● Short task: For every line in the data below that contains "Lane", copy the line.

※

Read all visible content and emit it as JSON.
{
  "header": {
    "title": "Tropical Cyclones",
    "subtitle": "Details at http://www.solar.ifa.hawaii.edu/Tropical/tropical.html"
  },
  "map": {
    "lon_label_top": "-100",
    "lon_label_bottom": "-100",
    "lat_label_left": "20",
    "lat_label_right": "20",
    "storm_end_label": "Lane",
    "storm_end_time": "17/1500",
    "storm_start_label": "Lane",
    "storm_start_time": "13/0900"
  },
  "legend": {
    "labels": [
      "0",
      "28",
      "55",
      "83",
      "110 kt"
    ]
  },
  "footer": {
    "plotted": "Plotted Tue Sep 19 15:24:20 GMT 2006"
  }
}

※

● Solution to the exercise:
    "storm_end_label": "Lane",
    "storm_start_label": "Lane",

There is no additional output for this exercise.